══ AVAILABLE RECORDS ══

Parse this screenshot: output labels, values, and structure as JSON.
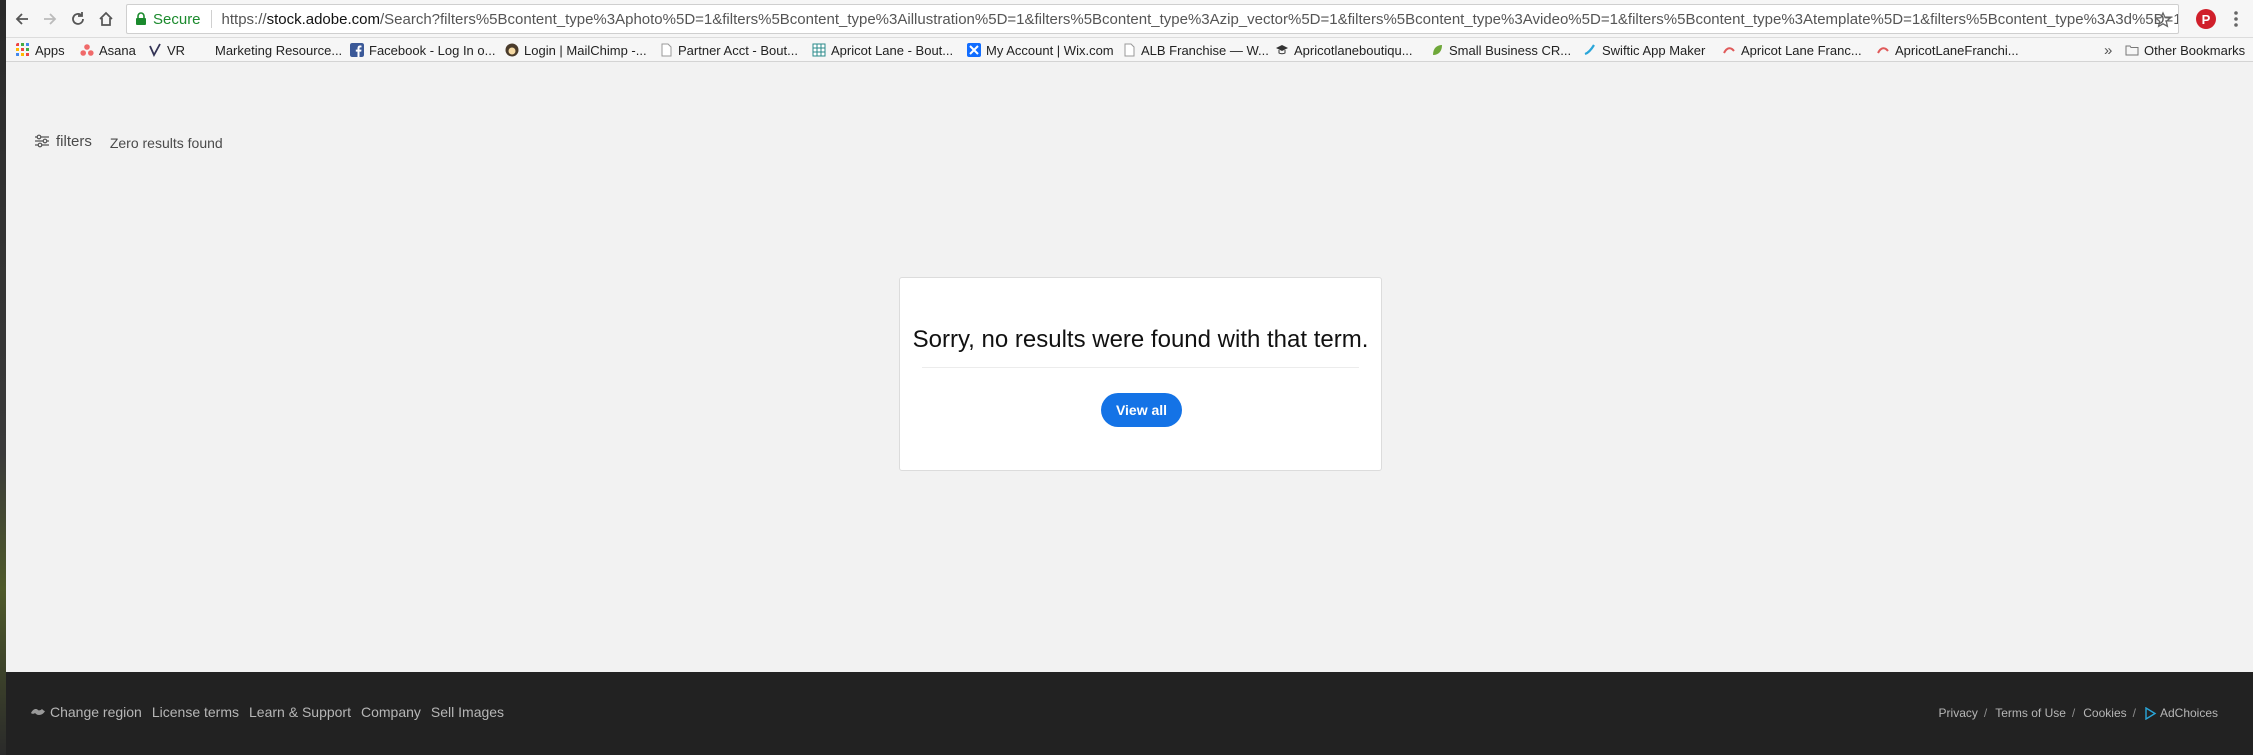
{
  "browser": {
    "secure_label": "Secure",
    "url_scheme": "https://",
    "url_host": "stock.adobe.com",
    "url_path": "/Search?filters%5Bcontent_type%3Aphoto%5D=1&filters%5Bcontent_type%3Aillustration%5D=1&filters%5Bcontent_type%3Azip_vector%5D=1&filters%5Bcontent_type%3Avideo%5D=1&filters%5Bcontent_type%3Atemplate%5D=1&filters%5Bcontent_type%3A3d%5D=1&filte..."
  },
  "bookmarks": {
    "items": [
      {
        "label": "Apps"
      },
      {
        "label": "Asana"
      },
      {
        "label": "VR"
      },
      {
        "label": "Marketing Resource..."
      },
      {
        "label": "Facebook - Log In o..."
      },
      {
        "label": "Login | MailChimp -..."
      },
      {
        "label": "Partner Acct - Bout..."
      },
      {
        "label": "Apricot Lane - Bout..."
      },
      {
        "label": "My Account | Wix.com"
      },
      {
        "label": "ALB Franchise — W..."
      },
      {
        "label": "Apricotlaneboutiqu..."
      },
      {
        "label": "Small Business CR..."
      },
      {
        "label": "Swiftic App Maker"
      },
      {
        "label": "Apricot Lane Franc..."
      },
      {
        "label": "ApricotLaneFranchi..."
      }
    ],
    "overflow": "»",
    "other_label": "Other Bookmarks"
  },
  "filters": {
    "label": "filters",
    "results_text": "Zero results found"
  },
  "no_results": {
    "message": "Sorry, no results were found with that term.",
    "button_label": "View all",
    "button_color": "#1473e6"
  },
  "footer": {
    "left_links": [
      "Change region",
      "License terms",
      "Learn & Support",
      "Company",
      "Sell Images"
    ],
    "right_links": [
      "Privacy",
      "Terms of Use",
      "Cookies",
      "AdChoices"
    ],
    "separator": "/"
  }
}
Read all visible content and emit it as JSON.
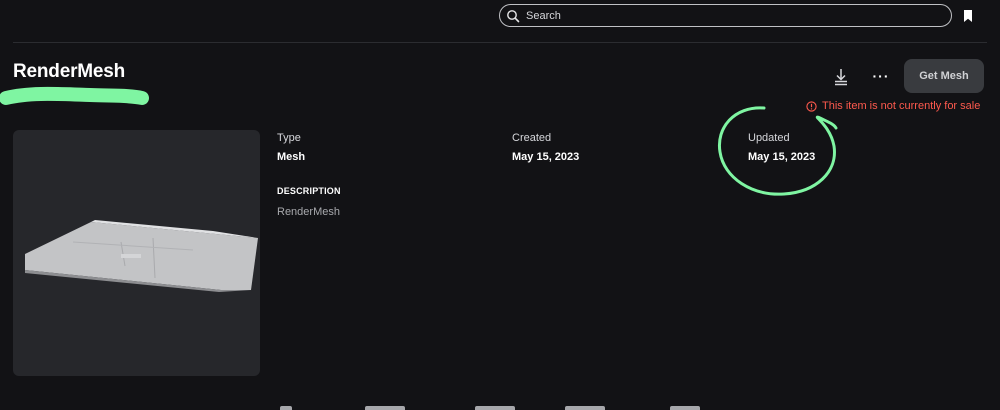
{
  "search": {
    "placeholder": "Search"
  },
  "item": {
    "title": "RenderMesh",
    "get_label": "Get Mesh",
    "more_label": "···",
    "sale_notice": "This item is not currently for sale"
  },
  "details": {
    "type_label": "Type",
    "type_value": "Mesh",
    "created_label": "Created",
    "created_value": "May 15, 2023",
    "updated_label": "Updated",
    "updated_value": "May 15, 2023",
    "description_heading": "DESCRIPTION",
    "description_text": "RenderMesh"
  },
  "colors": {
    "background": "#121215",
    "button": "#393b3f",
    "warning": "#ff5a4e",
    "annotation": "#7ff5a2",
    "thumbnail_bg": "#26272b"
  },
  "icons": [
    "search-icon",
    "bookmark-icon",
    "download-icon",
    "more-icon",
    "warning-icon"
  ]
}
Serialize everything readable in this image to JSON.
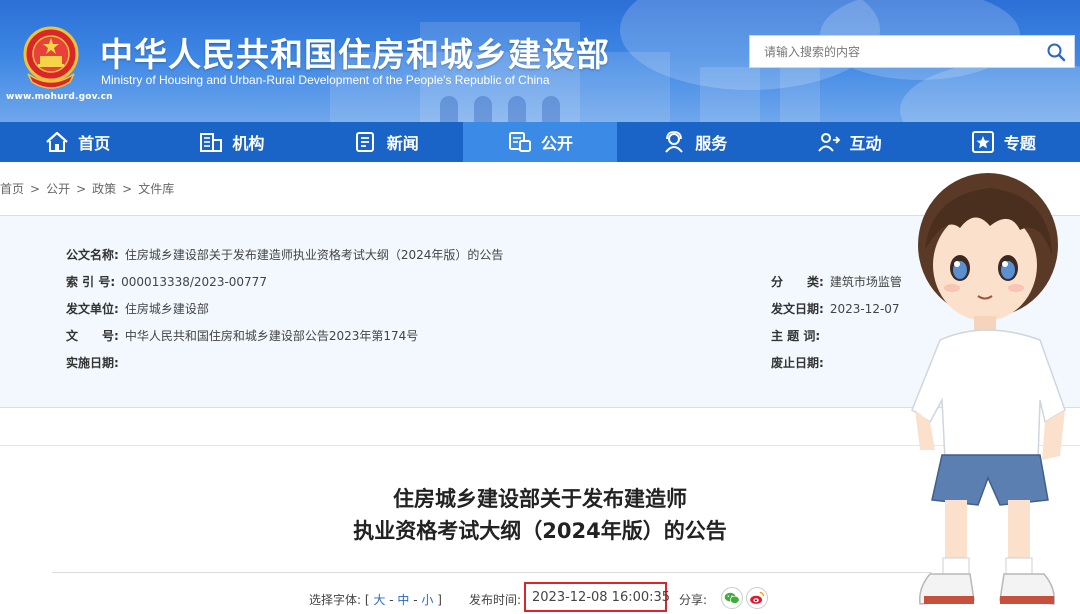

═══

Copy out all lines from the material above that contain the string "RenderMesh".

    "title": "RenderMesh",
    "description_text": "RenderMesh"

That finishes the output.